(begin)

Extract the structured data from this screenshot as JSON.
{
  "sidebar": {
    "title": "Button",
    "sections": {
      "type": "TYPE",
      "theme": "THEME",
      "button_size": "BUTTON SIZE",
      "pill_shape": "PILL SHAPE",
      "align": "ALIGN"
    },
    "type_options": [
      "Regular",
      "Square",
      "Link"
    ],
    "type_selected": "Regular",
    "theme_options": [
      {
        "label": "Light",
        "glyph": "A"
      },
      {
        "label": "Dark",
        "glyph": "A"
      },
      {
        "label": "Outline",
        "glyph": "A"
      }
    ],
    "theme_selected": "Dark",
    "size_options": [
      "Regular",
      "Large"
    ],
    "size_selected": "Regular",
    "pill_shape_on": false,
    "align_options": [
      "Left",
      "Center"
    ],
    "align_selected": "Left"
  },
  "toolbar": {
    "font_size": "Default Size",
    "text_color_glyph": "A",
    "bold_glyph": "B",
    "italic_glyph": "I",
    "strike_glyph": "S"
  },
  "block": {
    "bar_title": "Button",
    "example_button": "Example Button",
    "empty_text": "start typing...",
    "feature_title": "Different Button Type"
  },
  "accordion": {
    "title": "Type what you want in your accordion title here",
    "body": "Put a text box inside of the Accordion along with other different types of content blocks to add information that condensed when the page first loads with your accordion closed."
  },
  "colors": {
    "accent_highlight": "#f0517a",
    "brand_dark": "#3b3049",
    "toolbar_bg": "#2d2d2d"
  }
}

(end)

Nothing may be left out: return each entry exactly as it reads.

Solution for this task —
Extract the structured data from this screenshot as JSON.
{
  "sidebar": {
    "title": "Button",
    "sections": {
      "type": "TYPE",
      "theme": "THEME",
      "button_size": "BUTTON SIZE",
      "pill_shape": "PILL SHAPE",
      "align": "ALIGN"
    },
    "type_options": [
      "Regular",
      "Square",
      "Link"
    ],
    "type_selected": "Regular",
    "theme_options": [
      {
        "label": "Light",
        "glyph": "A"
      },
      {
        "label": "Dark",
        "glyph": "A"
      },
      {
        "label": "Outline",
        "glyph": "A"
      }
    ],
    "theme_selected": "Dark",
    "size_options": [
      "Regular",
      "Large"
    ],
    "size_selected": "Regular",
    "pill_shape_on": false,
    "align_options": [
      "Left",
      "Center"
    ],
    "align_selected": "Left"
  },
  "toolbar": {
    "font_size": "Default Size",
    "text_color_glyph": "A",
    "bold_glyph": "B",
    "italic_glyph": "I",
    "strike_glyph": "S"
  },
  "block": {
    "bar_title": "Button",
    "example_button": "Example Button",
    "empty_text": "start typing...",
    "feature_title": "Different Button Type"
  },
  "accordion": {
    "title": "Type what you want in your accordion title here",
    "body": "Put a text box inside of the Accordion along with other different types of content blocks to add information that condensed when the page first loads with your accordion closed."
  },
  "colors": {
    "accent_highlight": "#f0517a",
    "brand_dark": "#3b3049",
    "toolbar_bg": "#2d2d2d"
  }
}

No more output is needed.